### Instructions to follow
Copy out each line of the data holding "JSON".

### Material shown
## begin
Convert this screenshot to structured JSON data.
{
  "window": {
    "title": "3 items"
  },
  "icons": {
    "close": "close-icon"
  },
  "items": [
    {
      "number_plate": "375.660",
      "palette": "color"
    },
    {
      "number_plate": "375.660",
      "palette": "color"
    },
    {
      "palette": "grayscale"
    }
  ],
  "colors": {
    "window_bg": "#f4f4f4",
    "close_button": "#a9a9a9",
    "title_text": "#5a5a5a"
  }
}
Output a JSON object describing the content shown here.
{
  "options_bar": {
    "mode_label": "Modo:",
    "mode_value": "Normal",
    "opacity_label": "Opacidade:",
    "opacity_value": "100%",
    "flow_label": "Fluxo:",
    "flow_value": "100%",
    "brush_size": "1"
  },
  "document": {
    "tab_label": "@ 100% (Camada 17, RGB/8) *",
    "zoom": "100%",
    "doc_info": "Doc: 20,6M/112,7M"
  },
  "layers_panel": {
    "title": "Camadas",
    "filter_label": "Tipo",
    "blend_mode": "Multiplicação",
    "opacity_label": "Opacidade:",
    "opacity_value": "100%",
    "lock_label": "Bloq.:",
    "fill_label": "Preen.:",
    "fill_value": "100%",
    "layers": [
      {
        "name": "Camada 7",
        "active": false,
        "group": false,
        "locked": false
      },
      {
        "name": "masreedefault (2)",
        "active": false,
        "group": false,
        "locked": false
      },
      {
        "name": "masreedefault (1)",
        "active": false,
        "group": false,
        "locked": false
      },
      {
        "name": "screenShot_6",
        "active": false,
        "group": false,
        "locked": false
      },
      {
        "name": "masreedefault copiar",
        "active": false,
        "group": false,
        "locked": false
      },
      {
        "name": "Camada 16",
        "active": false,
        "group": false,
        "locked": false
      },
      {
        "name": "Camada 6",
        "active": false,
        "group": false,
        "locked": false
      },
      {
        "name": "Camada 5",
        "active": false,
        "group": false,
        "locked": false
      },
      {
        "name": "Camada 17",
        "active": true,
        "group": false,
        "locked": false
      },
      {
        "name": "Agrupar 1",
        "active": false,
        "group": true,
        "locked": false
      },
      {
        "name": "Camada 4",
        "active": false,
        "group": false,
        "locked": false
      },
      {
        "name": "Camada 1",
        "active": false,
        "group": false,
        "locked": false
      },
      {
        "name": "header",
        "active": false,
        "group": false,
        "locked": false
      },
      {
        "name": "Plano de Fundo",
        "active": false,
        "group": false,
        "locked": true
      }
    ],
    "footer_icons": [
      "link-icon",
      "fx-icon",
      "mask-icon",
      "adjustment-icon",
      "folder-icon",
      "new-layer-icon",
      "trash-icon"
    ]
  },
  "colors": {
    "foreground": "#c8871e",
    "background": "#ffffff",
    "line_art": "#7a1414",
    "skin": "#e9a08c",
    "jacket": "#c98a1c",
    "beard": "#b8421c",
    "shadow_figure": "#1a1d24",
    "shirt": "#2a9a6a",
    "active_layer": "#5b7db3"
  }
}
## end
### Answer to this task
Convert this screenshot to structured JSON data.
Output a JSON object describing the content shown here.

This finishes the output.